Will you write out all the entries below exactly?

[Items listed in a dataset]
····················

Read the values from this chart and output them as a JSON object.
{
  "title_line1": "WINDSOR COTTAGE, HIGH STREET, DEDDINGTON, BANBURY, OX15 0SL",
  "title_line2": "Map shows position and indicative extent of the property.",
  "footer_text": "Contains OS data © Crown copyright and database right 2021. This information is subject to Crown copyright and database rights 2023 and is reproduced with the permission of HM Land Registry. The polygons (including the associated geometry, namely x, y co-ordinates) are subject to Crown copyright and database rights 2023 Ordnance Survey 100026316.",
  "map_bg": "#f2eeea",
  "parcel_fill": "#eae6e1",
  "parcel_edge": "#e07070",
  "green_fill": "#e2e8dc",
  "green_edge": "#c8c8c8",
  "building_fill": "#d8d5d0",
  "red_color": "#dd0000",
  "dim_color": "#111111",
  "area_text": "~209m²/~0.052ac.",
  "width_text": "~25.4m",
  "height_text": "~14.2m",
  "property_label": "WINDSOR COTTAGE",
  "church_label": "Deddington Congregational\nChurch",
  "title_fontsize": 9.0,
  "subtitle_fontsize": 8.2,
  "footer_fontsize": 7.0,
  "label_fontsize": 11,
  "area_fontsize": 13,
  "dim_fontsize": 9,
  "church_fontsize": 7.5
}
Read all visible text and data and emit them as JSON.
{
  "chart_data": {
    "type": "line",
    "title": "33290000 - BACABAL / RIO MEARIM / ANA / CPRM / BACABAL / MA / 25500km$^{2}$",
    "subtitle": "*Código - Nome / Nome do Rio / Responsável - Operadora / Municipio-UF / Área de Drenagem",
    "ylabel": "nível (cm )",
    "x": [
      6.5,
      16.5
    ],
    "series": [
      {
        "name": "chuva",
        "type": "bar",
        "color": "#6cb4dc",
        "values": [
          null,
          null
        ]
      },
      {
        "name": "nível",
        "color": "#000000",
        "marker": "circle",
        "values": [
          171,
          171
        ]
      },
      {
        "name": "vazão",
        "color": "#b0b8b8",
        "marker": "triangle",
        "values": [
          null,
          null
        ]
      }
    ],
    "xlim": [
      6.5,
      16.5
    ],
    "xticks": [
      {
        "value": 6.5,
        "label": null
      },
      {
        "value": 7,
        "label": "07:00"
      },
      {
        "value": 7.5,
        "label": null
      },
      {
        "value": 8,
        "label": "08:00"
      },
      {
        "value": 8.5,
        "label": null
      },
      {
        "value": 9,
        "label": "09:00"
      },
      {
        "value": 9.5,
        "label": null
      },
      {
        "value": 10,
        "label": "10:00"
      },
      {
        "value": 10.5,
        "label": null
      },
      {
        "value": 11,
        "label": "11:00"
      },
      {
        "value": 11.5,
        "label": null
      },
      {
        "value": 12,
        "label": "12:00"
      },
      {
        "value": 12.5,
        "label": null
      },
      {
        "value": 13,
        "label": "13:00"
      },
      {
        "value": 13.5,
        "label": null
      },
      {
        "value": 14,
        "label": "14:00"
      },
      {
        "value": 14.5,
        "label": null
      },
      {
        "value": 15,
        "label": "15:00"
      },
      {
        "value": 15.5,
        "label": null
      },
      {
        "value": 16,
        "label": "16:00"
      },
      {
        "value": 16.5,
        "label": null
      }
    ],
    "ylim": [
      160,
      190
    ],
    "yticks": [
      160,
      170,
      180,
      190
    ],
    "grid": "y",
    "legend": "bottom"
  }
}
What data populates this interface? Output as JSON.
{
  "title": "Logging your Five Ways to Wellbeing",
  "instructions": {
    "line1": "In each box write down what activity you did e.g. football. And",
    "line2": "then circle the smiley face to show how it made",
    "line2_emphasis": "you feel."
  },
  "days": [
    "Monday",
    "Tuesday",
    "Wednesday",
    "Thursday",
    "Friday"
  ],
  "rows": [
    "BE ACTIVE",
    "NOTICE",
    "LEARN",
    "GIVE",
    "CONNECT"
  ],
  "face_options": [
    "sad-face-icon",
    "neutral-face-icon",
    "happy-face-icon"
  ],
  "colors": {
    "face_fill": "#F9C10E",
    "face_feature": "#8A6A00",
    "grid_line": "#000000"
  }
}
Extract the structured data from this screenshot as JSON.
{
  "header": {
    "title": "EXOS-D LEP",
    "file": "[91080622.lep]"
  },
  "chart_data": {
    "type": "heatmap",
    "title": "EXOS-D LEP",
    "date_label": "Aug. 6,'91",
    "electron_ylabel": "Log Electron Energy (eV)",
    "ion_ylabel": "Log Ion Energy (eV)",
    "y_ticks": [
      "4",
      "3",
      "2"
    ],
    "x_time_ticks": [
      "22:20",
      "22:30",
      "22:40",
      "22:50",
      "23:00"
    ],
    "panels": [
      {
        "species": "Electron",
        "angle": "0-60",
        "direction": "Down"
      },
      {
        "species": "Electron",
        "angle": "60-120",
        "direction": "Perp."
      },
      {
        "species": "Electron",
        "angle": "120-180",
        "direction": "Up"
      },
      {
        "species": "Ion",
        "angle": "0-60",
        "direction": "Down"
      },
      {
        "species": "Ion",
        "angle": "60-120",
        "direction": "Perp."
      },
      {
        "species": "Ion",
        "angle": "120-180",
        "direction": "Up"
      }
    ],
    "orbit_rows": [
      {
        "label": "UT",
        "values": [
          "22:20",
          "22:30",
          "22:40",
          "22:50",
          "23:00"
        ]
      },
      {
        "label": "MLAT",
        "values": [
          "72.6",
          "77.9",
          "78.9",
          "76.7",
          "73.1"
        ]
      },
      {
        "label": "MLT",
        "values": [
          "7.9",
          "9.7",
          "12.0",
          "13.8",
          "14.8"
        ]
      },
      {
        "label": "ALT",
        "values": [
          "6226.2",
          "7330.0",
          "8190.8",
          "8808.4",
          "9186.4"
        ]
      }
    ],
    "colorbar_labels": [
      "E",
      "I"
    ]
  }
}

····················

# FINAL ANSWER
Read the values from this chart and output them as a JSON object.
{
  "title_line1": "WINDSOR COTTAGE, HIGH STREET, DEDDINGTON, BANBURY, OX15 0SL",
  "title_line2": "Map shows position and indicative extent of the property.",
  "footer_text": "Contains OS data © Crown copyright and database right 2021. This information is subject to Crown copyright and database rights 2023 and is reproduced with the permission of HM Land Registry. The polygons (including the associated geometry, namely x, y co-ordinates) are subject to Crown copyright and database rights 2023 Ordnance Survey 100026316.",
  "map_bg": "#f2eeea",
  "parcel_fill": "#eae6e1",
  "parcel_edge": "#e07070",
  "green_fill": "#e2e8dc",
  "green_edge": "#c8c8c8",
  "building_fill": "#d8d5d0",
  "red_color": "#dd0000",
  "dim_color": "#111111",
  "area_text": "~209m²/~0.052ac.",
  "width_text": "~25.4m",
  "height_text": "~14.2m",
  "property_label": "WINDSOR COTTAGE",
  "church_label": "Deddington Congregational\nChurch",
  "title_fontsize": 9.0,
  "subtitle_fontsize": 8.2,
  "footer_fontsize": 7.0,
  "label_fontsize": 11,
  "area_fontsize": 13,
  "dim_fontsize": 9,
  "church_fontsize": 7.5
}
Read all visible text and data and emit them as JSON.
{
  "chart_data": {
    "type": "line",
    "title": "33290000 - BACABAL / RIO MEARIM / ANA / CPRM / BACABAL / MA / 25500km$^{2}$",
    "subtitle": "*Código - Nome / Nome do Rio / Responsável - Operadora / Municipio-UF / Área de Drenagem",
    "ylabel": "nível (cm )",
    "x": [
      6.5,
      16.5
    ],
    "series": [
      {
        "name": "chuva",
        "type": "bar",
        "color": "#6cb4dc",
        "values": [
          null,
          null
        ]
      },
      {
        "name": "nível",
        "color": "#000000",
        "marker": "circle",
        "values": [
          171,
          171
        ]
      },
      {
        "name": "vazão",
        "color": "#b0b8b8",
        "marker": "triangle",
        "values": [
          null,
          null
        ]
      }
    ],
    "xlim": [
      6.5,
      16.5
    ],
    "xticks": [
      {
        "value": 6.5,
        "label": null
      },
      {
        "value": 7,
        "label": "07:00"
      },
      {
        "value": 7.5,
        "label": null
      },
      {
        "value": 8,
        "label": "08:00"
      },
      {
        "value": 8.5,
        "label": null
      },
      {
        "value": 9,
        "label": "09:00"
      },
      {
        "value": 9.5,
        "label": null
      },
      {
        "value": 10,
        "label": "10:00"
      },
      {
        "value": 10.5,
        "label": null
      },
      {
        "value": 11,
        "label": "11:00"
      },
      {
        "value": 11.5,
        "label": null
      },
      {
        "value": 12,
        "label": "12:00"
      },
      {
        "value": 12.5,
        "label": null
      },
      {
        "value": 13,
        "label": "13:00"
      },
      {
        "value": 13.5,
        "label": null
      },
      {
        "value": 14,
        "label": "14:00"
      },
      {
        "value": 14.5,
        "label": null
      },
      {
        "value": 15,
        "label": "15:00"
      },
      {
        "value": 15.5,
        "label": null
      },
      {
        "value": 16,
        "label": "16:00"
      },
      {
        "value": 16.5,
        "label": null
      }
    ],
    "ylim": [
      160,
      190
    ],
    "yticks": [
      160,
      170,
      180,
      190
    ],
    "grid": "y",
    "legend": "bottom"
  }
}
What data populates this interface? Output as JSON.
{
  "title": "Logging your Five Ways to Wellbeing",
  "instructions": {
    "line1": "In each box write down what activity you did e.g. football. And",
    "line2": "then circle the smiley face to show how it made",
    "line2_emphasis": "you feel."
  },
  "days": [
    "Monday",
    "Tuesday",
    "Wednesday",
    "Thursday",
    "Friday"
  ],
  "rows": [
    "BE ACTIVE",
    "NOTICE",
    "LEARN",
    "GIVE",
    "CONNECT"
  ],
  "face_options": [
    "sad-face-icon",
    "neutral-face-icon",
    "happy-face-icon"
  ],
  "colors": {
    "face_fill": "#F9C10E",
    "face_feature": "#8A6A00",
    "grid_line": "#000000"
  }
}
Extract the structured data from this screenshot as JSON.
{
  "header": {
    "title": "EXOS-D LEP",
    "file": "[91080622.lep]"
  },
  "chart_data": {
    "type": "heatmap",
    "title": "EXOS-D LEP",
    "date_label": "Aug. 6,'91",
    "electron_ylabel": "Log Electron Energy (eV)",
    "ion_ylabel": "Log Ion Energy (eV)",
    "y_ticks": [
      "4",
      "3",
      "2"
    ],
    "x_time_ticks": [
      "22:20",
      "22:30",
      "22:40",
      "22:50",
      "23:00"
    ],
    "panels": [
      {
        "species": "Electron",
        "angle": "0-60",
        "direction": "Down"
      },
      {
        "species": "Electron",
        "angle": "60-120",
        "direction": "Perp."
      },
      {
        "species": "Electron",
        "angle": "120-180",
        "direction": "Up"
      },
      {
        "species": "Ion",
        "angle": "0-60",
        "direction": "Down"
      },
      {
        "species": "Ion",
        "angle": "60-120",
        "direction": "Perp."
      },
      {
        "species": "Ion",
        "angle": "120-180",
        "direction": "Up"
      }
    ],
    "orbit_rows": [
      {
        "label": "UT",
        "values": [
          "22:20",
          "22:30",
          "22:40",
          "22:50",
          "23:00"
        ]
      },
      {
        "label": "MLAT",
        "values": [
          "72.6",
          "77.9",
          "78.9",
          "76.7",
          "73.1"
        ]
      },
      {
        "label": "MLT",
        "values": [
          "7.9",
          "9.7",
          "12.0",
          "13.8",
          "14.8"
        ]
      },
      {
        "label": "ALT",
        "values": [
          "6226.2",
          "7330.0",
          "8190.8",
          "8808.4",
          "9186.4"
        ]
      }
    ],
    "colorbar_labels": [
      "E",
      "I"
    ]
  }
}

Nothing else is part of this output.